▸ Spatial annotation entries:
● ● ●

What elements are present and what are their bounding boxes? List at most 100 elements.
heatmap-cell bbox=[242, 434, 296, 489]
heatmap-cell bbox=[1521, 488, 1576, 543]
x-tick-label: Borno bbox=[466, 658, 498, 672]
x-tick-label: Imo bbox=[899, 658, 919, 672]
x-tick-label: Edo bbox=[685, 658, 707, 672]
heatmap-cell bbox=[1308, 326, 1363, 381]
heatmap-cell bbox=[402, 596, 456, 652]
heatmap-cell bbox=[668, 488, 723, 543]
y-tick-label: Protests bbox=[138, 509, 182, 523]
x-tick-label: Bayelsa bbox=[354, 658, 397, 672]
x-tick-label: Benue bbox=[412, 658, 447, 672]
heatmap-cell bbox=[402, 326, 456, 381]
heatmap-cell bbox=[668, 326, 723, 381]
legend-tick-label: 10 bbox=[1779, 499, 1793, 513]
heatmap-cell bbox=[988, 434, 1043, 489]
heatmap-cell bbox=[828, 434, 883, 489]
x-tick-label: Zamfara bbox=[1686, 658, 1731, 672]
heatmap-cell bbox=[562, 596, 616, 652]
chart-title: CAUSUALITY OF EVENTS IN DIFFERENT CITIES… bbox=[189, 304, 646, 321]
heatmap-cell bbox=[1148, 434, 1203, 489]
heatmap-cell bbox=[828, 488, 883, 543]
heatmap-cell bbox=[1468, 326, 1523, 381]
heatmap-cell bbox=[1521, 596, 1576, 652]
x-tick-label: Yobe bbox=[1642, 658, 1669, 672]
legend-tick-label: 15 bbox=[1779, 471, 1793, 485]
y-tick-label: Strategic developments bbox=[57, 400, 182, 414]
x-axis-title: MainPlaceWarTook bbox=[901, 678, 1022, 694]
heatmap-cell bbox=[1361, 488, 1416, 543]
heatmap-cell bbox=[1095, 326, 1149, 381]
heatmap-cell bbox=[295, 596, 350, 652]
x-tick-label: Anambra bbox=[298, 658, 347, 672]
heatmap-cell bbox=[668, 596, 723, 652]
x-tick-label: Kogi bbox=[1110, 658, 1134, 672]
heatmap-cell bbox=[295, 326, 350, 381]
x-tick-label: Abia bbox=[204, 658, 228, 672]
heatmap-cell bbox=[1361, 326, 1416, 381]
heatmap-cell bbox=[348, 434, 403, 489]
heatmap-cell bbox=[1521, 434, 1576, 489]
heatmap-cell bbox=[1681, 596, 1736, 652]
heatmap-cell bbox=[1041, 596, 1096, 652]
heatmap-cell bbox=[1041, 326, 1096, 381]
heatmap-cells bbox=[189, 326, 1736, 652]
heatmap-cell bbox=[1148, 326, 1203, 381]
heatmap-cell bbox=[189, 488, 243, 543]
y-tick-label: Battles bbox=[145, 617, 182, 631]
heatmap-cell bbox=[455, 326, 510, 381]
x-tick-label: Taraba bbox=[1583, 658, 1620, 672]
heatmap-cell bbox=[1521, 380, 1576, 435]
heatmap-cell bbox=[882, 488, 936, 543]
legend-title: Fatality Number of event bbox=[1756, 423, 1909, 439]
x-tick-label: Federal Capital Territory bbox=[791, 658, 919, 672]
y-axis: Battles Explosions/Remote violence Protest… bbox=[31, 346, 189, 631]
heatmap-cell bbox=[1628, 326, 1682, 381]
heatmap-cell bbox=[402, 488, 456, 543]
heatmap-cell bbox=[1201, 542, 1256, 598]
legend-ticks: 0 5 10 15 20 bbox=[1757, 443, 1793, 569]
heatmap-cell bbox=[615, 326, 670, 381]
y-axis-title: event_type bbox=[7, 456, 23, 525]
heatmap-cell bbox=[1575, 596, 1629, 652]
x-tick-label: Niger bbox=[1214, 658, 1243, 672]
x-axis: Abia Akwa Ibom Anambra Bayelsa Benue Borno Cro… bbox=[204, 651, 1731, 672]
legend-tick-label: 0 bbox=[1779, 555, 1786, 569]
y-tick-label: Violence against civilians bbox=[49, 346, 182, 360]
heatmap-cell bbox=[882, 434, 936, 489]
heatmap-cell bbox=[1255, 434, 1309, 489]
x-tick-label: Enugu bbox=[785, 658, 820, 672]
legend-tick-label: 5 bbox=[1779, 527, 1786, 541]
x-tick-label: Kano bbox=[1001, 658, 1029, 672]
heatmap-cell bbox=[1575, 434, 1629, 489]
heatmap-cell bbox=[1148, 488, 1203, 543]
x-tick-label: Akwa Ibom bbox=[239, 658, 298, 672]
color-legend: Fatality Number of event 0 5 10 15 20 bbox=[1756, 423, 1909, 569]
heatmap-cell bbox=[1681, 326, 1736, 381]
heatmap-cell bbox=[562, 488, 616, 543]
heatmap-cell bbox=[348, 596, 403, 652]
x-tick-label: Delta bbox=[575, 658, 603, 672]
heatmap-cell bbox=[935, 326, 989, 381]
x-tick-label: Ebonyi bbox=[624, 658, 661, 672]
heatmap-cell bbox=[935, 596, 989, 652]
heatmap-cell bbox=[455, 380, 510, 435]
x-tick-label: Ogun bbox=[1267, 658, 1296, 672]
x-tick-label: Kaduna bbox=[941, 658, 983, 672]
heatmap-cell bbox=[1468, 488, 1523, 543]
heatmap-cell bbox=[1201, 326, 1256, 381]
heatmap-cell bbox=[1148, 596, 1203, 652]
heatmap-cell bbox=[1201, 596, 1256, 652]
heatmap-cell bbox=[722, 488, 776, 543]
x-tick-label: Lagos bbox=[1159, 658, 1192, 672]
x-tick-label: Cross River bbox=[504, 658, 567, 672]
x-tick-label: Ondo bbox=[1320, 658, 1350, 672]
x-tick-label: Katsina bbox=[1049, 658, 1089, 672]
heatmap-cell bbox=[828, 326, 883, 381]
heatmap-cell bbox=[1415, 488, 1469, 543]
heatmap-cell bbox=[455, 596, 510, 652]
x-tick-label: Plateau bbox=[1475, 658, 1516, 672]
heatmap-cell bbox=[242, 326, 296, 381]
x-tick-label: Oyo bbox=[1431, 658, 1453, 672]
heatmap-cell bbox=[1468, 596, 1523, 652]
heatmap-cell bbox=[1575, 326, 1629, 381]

● ● ●

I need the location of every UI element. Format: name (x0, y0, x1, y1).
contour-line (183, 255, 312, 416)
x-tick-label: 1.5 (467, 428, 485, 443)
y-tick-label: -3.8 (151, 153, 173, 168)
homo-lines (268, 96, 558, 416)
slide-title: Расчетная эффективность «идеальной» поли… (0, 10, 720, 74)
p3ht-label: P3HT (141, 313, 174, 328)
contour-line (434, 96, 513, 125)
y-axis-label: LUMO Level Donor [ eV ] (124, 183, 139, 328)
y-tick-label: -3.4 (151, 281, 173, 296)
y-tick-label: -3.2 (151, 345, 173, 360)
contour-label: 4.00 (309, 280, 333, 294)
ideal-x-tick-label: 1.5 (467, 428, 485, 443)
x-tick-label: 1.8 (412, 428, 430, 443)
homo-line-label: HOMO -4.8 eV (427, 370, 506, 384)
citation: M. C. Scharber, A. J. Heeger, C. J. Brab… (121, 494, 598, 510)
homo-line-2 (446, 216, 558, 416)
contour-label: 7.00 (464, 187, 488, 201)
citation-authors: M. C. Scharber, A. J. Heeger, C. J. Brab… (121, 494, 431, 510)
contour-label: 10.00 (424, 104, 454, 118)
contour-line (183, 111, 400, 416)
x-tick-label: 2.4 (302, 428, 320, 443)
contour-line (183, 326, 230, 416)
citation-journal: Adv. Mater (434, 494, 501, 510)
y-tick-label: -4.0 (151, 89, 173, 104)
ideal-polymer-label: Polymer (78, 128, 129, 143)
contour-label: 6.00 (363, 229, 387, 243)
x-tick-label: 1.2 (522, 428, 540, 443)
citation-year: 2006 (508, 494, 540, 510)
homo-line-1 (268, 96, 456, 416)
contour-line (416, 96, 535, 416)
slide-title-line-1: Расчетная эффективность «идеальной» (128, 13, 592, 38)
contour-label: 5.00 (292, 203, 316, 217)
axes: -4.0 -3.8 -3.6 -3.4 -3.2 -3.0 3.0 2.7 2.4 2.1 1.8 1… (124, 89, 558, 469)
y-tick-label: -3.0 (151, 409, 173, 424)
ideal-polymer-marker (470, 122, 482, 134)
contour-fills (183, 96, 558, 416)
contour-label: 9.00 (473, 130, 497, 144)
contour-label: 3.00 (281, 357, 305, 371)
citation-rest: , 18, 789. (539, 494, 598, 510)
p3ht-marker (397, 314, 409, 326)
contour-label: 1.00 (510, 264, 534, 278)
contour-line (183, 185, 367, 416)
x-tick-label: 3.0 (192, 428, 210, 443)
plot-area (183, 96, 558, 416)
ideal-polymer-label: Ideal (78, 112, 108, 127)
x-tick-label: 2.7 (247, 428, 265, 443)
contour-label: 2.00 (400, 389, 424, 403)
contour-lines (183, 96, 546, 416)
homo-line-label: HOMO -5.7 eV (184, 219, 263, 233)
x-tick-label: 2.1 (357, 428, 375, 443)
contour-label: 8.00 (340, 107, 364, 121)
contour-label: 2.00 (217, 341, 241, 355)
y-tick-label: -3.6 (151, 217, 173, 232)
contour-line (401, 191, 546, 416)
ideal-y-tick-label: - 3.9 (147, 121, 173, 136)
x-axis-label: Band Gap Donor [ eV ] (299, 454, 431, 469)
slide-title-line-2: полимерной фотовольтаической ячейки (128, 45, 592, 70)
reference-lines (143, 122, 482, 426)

● ● ●

▸ Given task:
Retype the lines of the material above, from the line with "What elements are" up to and including the line with "heatmap-cell bbox=[402, 326, 456, 381]", reproducing each one without any change.

▸ Solution below:
What elements are present and what are their bounding boxes? List at most 100 elements.
heatmap-cell bbox=[242, 434, 296, 489]
heatmap-cell bbox=[1521, 488, 1576, 543]
x-tick-label: Borno bbox=[466, 658, 498, 672]
x-tick-label: Imo bbox=[899, 658, 919, 672]
x-tick-label: Edo bbox=[685, 658, 707, 672]
heatmap-cell bbox=[1308, 326, 1363, 381]
heatmap-cell bbox=[402, 596, 456, 652]
heatmap-cell bbox=[668, 488, 723, 543]
y-tick-label: Protests bbox=[138, 509, 182, 523]
x-tick-label: Bayelsa bbox=[354, 658, 397, 672]
x-tick-label: Benue bbox=[412, 658, 447, 672]
heatmap-cell bbox=[402, 326, 456, 381]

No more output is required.